**Your assignment**: Return the full article below on the virtual CAWS symposium, word for word.

Virtual CAWS Symposium Focuses on Lessons Learned from COVID-19
With a focus on understanding how the COVID-19 pandemic has influenced perceptions about the human-animal bond, the 2021 CAWS Virtual Symposium, set to begin next Wednesday, May 19, has attracted more than 80 registrants from eight countries including the U.S. The two-day symposium is entitled, “One Welfare: What has COVID-19 taught us about balancing human and animal interests?”
Sessions offered during the virtual symposium will explore the effects of the pandemic on animal welfare, human health and well-being. “There have been relatively few animal behavior and welfare meetings lately because of COVID-19, especially ones that cover these topics,” said Dr. Candace Croney, director of the Center for Animal Welfare Science (CAWS) and a professor of animal behavior and well-being who holds a joint appointment in the College of Veterinary Medicine and the College of Agriculture at Purdue University. “The symposium is an excellent opportunity to bring together people with livestock interests and those with companion animal interests, as well as those focused on socio-ethical and economic considerations that warrant greater attention in discussions about animal welfare,” Dr. Croney said.

**Supplied records**:
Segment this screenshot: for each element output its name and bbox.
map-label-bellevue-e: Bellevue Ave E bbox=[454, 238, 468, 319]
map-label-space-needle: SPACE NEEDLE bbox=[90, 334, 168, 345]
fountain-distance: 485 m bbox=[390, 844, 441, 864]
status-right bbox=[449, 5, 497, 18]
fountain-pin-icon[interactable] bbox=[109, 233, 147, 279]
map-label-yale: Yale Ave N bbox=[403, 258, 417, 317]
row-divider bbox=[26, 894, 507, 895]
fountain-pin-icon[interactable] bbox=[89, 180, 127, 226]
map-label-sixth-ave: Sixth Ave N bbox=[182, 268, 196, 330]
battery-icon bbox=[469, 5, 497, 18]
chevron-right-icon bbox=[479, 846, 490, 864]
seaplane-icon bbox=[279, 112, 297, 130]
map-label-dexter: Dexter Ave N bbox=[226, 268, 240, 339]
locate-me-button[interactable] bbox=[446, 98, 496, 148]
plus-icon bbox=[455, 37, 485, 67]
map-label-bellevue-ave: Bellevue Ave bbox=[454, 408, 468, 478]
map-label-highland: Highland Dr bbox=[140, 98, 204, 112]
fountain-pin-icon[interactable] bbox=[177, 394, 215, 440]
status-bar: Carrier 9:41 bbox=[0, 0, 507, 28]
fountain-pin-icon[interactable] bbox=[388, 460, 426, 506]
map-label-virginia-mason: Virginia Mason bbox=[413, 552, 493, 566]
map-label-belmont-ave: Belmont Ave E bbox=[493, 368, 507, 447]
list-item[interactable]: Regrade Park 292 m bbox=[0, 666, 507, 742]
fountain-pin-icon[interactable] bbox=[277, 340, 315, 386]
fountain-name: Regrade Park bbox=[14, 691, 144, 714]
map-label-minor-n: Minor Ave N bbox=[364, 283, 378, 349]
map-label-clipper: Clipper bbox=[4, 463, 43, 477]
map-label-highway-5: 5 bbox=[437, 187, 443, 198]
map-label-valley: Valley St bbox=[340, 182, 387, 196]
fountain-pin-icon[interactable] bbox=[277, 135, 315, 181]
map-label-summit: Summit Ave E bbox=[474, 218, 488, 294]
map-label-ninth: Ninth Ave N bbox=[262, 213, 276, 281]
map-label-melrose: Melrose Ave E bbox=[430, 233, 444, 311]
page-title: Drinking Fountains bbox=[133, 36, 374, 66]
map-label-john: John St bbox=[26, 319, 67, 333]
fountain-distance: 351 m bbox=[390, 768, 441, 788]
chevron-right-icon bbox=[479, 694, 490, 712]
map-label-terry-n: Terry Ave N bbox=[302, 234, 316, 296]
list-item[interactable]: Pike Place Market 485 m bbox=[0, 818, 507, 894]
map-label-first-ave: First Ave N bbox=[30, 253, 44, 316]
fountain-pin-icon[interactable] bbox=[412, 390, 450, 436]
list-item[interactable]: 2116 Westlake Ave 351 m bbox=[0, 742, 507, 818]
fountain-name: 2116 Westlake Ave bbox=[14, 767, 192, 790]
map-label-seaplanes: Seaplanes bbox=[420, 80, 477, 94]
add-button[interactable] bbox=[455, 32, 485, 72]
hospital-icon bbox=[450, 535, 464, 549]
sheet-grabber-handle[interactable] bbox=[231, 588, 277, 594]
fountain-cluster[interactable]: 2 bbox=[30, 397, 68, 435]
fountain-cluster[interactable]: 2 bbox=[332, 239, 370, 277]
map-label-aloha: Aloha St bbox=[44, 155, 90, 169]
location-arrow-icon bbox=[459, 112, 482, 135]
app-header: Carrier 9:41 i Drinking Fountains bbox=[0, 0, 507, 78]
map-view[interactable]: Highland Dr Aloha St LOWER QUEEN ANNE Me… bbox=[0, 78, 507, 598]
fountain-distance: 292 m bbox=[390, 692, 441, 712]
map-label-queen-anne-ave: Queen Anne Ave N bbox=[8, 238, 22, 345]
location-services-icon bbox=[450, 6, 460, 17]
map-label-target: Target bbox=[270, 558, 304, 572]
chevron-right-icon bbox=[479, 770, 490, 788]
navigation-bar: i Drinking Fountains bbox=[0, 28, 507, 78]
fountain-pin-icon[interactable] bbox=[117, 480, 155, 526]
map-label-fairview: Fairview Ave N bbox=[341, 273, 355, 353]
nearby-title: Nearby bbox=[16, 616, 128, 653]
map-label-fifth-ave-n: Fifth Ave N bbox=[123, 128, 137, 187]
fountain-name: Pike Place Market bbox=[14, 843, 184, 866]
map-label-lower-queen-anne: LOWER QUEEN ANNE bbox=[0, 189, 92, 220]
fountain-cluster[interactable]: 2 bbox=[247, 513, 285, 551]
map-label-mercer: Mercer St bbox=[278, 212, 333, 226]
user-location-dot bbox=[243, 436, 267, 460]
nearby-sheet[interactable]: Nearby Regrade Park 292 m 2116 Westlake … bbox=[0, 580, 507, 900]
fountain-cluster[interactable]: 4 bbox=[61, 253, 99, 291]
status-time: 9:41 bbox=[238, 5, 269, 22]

**Answer section**:
Virtual CAWS Symposium Focuses on Lessons Learned from COVID-19
With a focus on understanding how the COVID-19 pandemic has influenced perceptions about the human-animal bond, the 2021 CAWS Virtual Symposium, set to begin next Wednesday, May 19, has attracted more than 80 registrants from eight countries including the U.S. The two-day symposium is entitled, “One Welfare: What has COVID-19 taught us about balancing human and animal interests?”
Sessions offered during the virtual symposium will explore the effects of the pandemic on animal welfare, human health and well-being. “There have been relatively few animal behavior and welfare meetings lately because of COVID-19, especially ones that cover these topics,” said Dr. Candace Croney, director of the Center for Animal Welfare Science (CAWS) and a professor of animal behavior and well-being who holds a joint appointment in the College of Veterinary Medicine and the College of Agriculture at Purdue University. “The symposium is an excellent opportunity to bring together people with livestock interests and those with companion animal interests, as well as those focused on socio-ethical and economic considerations that warrant greater attention in discussions about animal welfare,” Dr. Croney said.